Data records
● ● ● ● ●
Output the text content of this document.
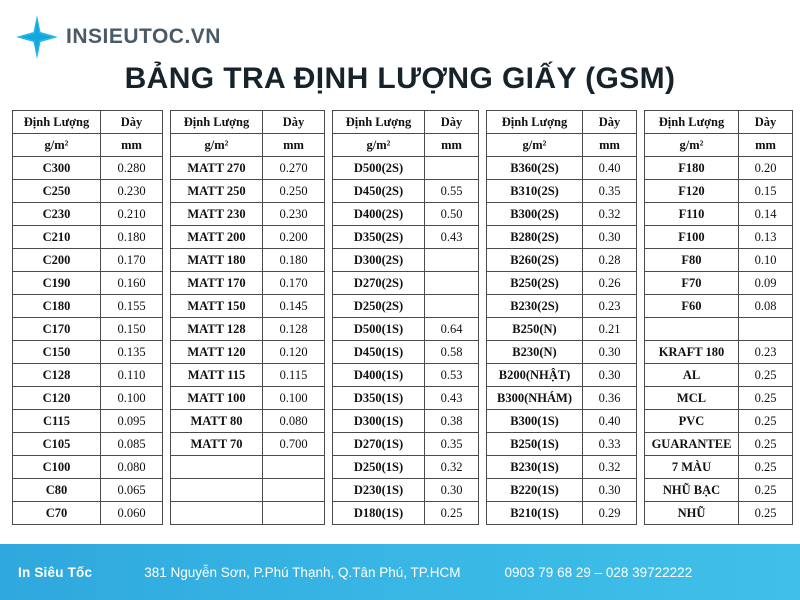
INSIEUTOC.VN
BẢNG TRA ĐỊNH LƯỢNG GIẤY (GSM)
Định Lượng	Dày		Định Lượng	Dày		Định Lượng	Dày		Định Lượng	Dày		Định Lượng	Dày
g/m²	mm		g/m²	mm		g/m²	mm		g/m²	mm		g/m²	mm
C300	0.280		MATT 270	0.270		D500(2S)			B360(2S)	0.40		F180	0.20
C250	0.230		MATT 250	0.250		D450(2S)	0.55		B310(2S)	0.35		F120	0.15
C230	0.210		MATT 230	0.230		D400(2S)	0.50		B300(2S)	0.32		F110	0.14
C210	0.180		MATT 200	0.200		D350(2S)	0.43		B280(2S)	0.30		F100	0.13
C200	0.170		MATT 180	0.180		D300(2S)			B260(2S)	0.28		F80	0.10
C190	0.160		MATT 170	0.170		D270(2S)			B250(2S)	0.26		F70	0.09
C180	0.155		MATT 150	0.145		D250(2S)			B230(2S)	0.23		F60	0.08
C170	0.150		MATT 128	0.128		D500(1S)	0.64		B250(N)	0.21			
C150	0.135		MATT 120	0.120		D450(1S)	0.58		B230(N)	0.30		KRAFT 180	0.23
C128	0.110		MATT 115	0.115		D400(1S)	0.53		B200(NHẬT)	0.30		AL	0.25
C120	0.100		MATT 100	0.100		D350(1S)	0.43		B300(NHÁM)	0.36		MCL	0.25
C115	0.095		MATT 80	0.080		D300(1S)	0.38		B300(1S)	0.40		PVC	0.25
C105	0.085		MATT 70	0.700		D270(1S)	0.35		B250(1S)	0.33		GUARANTEE	0.25
C100	0.080					D250(1S)	0.32		B230(1S)	0.32		7 MÀU	0.25
C80	0.065					D230(1S)	0.30		B220(1S)	0.30		NHŨ BẠC	0.25
C70	0.060					D180(1S)	0.25		B210(1S)	0.29		NHŨ	0.25
In Siêu Tốc	381 Nguyễn Sơn, P.Phú Thạnh, Q.Tân Phú, TP.HCM	0903 79 68 29 – 028 39722222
● ● ● ● ●
Exercise details –
Return the records exactly. Don't carry the pictures over.

Correct output –
Output the text content of this document.
INSIEUTOC.VN
BẢNG TRA ĐỊNH LƯỢNG GIẤY (GSM)
Định Lượng	Dày		Định Lượng	Dày		Định Lượng	Dày		Định Lượng	Dày		Định Lượng	Dày
g/m²	mm		g/m²	mm		g/m²	mm		g/m²	mm		g/m²	mm
C300	0.280		MATT 270	0.270		D500(2S)			B360(2S)	0.40		F180	0.20
C250	0.230		MATT 250	0.250		D450(2S)	0.55		B310(2S)	0.35		F120	0.15
C230	0.210		MATT 230	0.230		D400(2S)	0.50		B300(2S)	0.32		F110	0.14
C210	0.180		MATT 200	0.200		D350(2S)	0.43		B280(2S)	0.30		F100	0.13
C200	0.170		MATT 180	0.180		D300(2S)			B260(2S)	0.28		F80	0.10
C190	0.160		MATT 170	0.170		D270(2S)			B250(2S)	0.26		F70	0.09
C180	0.155		MATT 150	0.145		D250(2S)			B230(2S)	0.23		F60	0.08
C170	0.150		MATT 128	0.128		D500(1S)	0.64		B250(N)	0.21			
C150	0.135		MATT 120	0.120		D450(1S)	0.58		B230(N)	0.30		KRAFT 180	0.23
C128	0.110		MATT 115	0.115		D400(1S)	0.53		B200(NHẬT)	0.30		AL	0.25
C120	0.100		MATT 100	0.100		D350(1S)	0.43		B300(NHÁM)	0.36		MCL	0.25
C115	0.095		MATT 80	0.080		D300(1S)	0.38		B300(1S)	0.40		PVC	0.25
C105	0.085		MATT 70	0.700		D270(1S)	0.35		B250(1S)	0.33		GUARANTEE	0.25
C100	0.080					D250(1S)	0.32		B230(1S)	0.32		7 MÀU	0.25
C80	0.065					D230(1S)	0.30		B220(1S)	0.30		NHŨ BẠC	0.25
C70	0.060					D180(1S)	0.25		B210(1S)	0.29		NHŨ	0.25
In Siêu Tốc	381 Nguyễn Sơn, P.Phú Thạnh, Q.Tân Phú, TP.HCM	0903 79 68 29 – 028 39722222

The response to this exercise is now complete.